▸ **Data supplied**
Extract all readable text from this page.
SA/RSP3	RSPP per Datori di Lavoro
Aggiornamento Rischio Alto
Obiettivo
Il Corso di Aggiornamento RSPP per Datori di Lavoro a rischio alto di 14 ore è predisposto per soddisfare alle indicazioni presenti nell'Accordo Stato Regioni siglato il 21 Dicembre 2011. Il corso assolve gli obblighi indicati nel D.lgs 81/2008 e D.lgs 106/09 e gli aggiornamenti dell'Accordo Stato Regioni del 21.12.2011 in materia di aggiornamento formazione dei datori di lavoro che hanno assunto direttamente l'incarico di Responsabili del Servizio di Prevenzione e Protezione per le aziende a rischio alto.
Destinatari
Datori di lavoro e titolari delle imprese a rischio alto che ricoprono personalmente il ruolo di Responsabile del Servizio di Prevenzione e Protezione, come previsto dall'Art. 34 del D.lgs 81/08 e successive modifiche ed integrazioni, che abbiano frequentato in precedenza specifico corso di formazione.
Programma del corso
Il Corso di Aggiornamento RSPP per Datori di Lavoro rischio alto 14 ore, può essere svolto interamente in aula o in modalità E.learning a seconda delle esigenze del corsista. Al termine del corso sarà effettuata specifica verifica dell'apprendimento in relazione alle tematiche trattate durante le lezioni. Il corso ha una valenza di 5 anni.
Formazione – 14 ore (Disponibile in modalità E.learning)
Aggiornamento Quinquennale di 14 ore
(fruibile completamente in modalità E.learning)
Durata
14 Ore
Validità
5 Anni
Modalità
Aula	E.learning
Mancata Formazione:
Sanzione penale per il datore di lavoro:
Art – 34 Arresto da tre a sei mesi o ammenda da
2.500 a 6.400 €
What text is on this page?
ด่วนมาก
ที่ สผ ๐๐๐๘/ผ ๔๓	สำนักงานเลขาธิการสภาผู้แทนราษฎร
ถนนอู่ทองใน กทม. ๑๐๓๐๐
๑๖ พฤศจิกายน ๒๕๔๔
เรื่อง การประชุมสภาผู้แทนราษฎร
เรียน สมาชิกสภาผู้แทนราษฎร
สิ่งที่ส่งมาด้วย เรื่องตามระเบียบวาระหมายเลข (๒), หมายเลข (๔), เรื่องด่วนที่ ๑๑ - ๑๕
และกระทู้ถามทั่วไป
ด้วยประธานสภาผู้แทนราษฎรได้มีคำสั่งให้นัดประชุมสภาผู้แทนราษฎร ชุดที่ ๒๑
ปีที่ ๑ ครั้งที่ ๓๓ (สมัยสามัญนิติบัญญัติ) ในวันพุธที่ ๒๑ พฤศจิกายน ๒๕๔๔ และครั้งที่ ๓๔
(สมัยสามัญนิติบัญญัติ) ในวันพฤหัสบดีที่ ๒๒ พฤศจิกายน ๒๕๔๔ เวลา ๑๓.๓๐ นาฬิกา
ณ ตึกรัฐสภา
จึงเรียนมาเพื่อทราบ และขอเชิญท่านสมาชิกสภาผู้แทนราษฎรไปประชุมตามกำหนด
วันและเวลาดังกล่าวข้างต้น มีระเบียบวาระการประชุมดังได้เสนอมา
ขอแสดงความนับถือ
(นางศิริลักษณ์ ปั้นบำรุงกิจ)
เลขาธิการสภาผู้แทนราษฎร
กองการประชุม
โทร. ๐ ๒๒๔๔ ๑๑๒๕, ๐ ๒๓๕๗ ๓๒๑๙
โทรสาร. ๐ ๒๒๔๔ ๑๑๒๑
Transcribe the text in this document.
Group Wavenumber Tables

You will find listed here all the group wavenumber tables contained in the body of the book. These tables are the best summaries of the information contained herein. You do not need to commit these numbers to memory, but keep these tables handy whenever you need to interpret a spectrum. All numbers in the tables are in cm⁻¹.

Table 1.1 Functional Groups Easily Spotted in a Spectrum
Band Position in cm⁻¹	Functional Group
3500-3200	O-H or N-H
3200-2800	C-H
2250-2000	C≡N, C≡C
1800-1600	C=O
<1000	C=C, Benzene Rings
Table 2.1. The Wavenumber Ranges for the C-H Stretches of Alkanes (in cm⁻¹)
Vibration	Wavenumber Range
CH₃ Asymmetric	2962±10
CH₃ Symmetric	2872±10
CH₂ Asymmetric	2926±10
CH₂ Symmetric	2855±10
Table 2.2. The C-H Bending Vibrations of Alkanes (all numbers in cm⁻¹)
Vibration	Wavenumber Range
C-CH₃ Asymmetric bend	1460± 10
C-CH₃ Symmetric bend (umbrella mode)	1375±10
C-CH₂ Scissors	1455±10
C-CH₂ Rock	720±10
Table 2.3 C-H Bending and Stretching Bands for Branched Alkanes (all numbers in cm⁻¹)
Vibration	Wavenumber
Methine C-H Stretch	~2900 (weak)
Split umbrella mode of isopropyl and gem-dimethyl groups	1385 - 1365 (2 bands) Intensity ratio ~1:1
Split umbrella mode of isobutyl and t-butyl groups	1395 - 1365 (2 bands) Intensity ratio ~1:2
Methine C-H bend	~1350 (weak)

▸ **Stated goal**
Go through the entries and repeat each one exactly.

▸ **The response**
Extract all readable text from this page.
SA/RSP3	RSPP per Datori di Lavoro
Aggiornamento Rischio Alto
Obiettivo
Il Corso di Aggiornamento RSPP per Datori di Lavoro a rischio alto di 14 ore è predisposto per soddisfare alle indicazioni presenti nell'Accordo Stato Regioni siglato il 21 Dicembre 2011. Il corso assolve gli obblighi indicati nel D.lgs 81/2008 e D.lgs 106/09 e gli aggiornamenti dell'Accordo Stato Regioni del 21.12.2011 in materia di aggiornamento formazione dei datori di lavoro che hanno assunto direttamente l'incarico di Responsabili del Servizio di Prevenzione e Protezione per le aziende a rischio alto.
Destinatari
Datori di lavoro e titolari delle imprese a rischio alto che ricoprono personalmente il ruolo di Responsabile del Servizio di Prevenzione e Protezione, come previsto dall'Art. 34 del D.lgs 81/08 e successive modifiche ed integrazioni, che abbiano frequentato in precedenza specifico corso di formazione.
Programma del corso
Il Corso di Aggiornamento RSPP per Datori di Lavoro rischio alto 14 ore, può essere svolto interamente in aula o in modalità E.learning a seconda delle esigenze del corsista. Al termine del corso sarà effettuata specifica verifica dell'apprendimento in relazione alle tematiche trattate durante le lezioni. Il corso ha una valenza di 5 anni.
Formazione – 14 ore (Disponibile in modalità E.learning)
Aggiornamento Quinquennale di 14 ore
(fruibile completamente in modalità E.learning)
Durata
14 Ore
Validità
5 Anni
Modalità
Aula	E.learning
Mancata Formazione:
Sanzione penale per il datore di lavoro:
Art – 34 Arresto da tre a sei mesi o ammenda da
2.500 a 6.400 €
What text is on this page?
ด่วนมาก
ที่ สผ ๐๐๐๘/ผ ๔๓	สำนักงานเลขาธิการสภาผู้แทนราษฎร
ถนนอู่ทองใน กทม. ๑๐๓๐๐
๑๖ พฤศจิกายน ๒๕๔๔
เรื่อง การประชุมสภาผู้แทนราษฎร
เรียน สมาชิกสภาผู้แทนราษฎร
สิ่งที่ส่งมาด้วย เรื่องตามระเบียบวาระหมายเลข (๒), หมายเลข (๔), เรื่องด่วนที่ ๑๑ - ๑๕
และกระทู้ถามทั่วไป
ด้วยประธานสภาผู้แทนราษฎรได้มีคำสั่งให้นัดประชุมสภาผู้แทนราษฎร ชุดที่ ๒๑
ปีที่ ๑ ครั้งที่ ๓๓ (สมัยสามัญนิติบัญญัติ) ในวันพุธที่ ๒๑ พฤศจิกายน ๒๕๔๔ และครั้งที่ ๓๔
(สมัยสามัญนิติบัญญัติ) ในวันพฤหัสบดีที่ ๒๒ พฤศจิกายน ๒๕๔๔ เวลา ๑๓.๓๐ นาฬิกา
ณ ตึกรัฐสภา
จึงเรียนมาเพื่อทราบ และขอเชิญท่านสมาชิกสภาผู้แทนราษฎรไปประชุมตามกำหนด
วันและเวลาดังกล่าวข้างต้น มีระเบียบวาระการประชุมดังได้เสนอมา
ขอแสดงความนับถือ
(นางศิริลักษณ์ ปั้นบำรุงกิจ)
เลขาธิการสภาผู้แทนราษฎร
กองการประชุม
โทร. ๐ ๒๒๔๔ ๑๑๒๕, ๐ ๒๓๕๗ ๓๒๑๙
โทรสาร. ๐ ๒๒๔๔ ๑๑๒๑
Transcribe the text in this document.
Group Wavenumber Tables

You will find listed here all the group wavenumber tables contained in the body of the book. These tables are the best summaries of the information contained herein. You do not need to commit these numbers to memory, but keep these tables handy whenever you need to interpret a spectrum. All numbers in the tables are in cm⁻¹.

Table 1.1 Functional Groups Easily Spotted in a Spectrum
Band Position in cm⁻¹	Functional Group
3500-3200	O-H or N-H
3200-2800	C-H
2250-2000	C≡N, C≡C
1800-1600	C=O
<1000	C=C, Benzene Rings
Table 2.1. The Wavenumber Ranges for the C-H Stretches of Alkanes (in cm⁻¹)
Vibration	Wavenumber Range
CH₃ Asymmetric	2962±10
CH₃ Symmetric	2872±10
CH₂ Asymmetric	2926±10
CH₂ Symmetric	2855±10
Table 2.2. The C-H Bending Vibrations of Alkanes (all numbers in cm⁻¹)
Vibration	Wavenumber Range
C-CH₃ Asymmetric bend	1460± 10
C-CH₃ Symmetric bend (umbrella mode)	1375±10
C-CH₂ Scissors	1455±10
C-CH₂ Rock	720±10
Table 2.3 C-H Bending and Stretching Bands for Branched Alkanes (all numbers in cm⁻¹)
Vibration	Wavenumber
Methine C-H Stretch	~2900 (weak)
Split umbrella mode of isopropyl and gem-dimethyl groups	1385 - 1365 (2 bands) Intensity ratio ~1:1
Split umbrella mode of isobutyl and t-butyl groups	1395 - 1365 (2 bands) Intensity ratio ~1:2
Methine C-H bend	~1350 (weak)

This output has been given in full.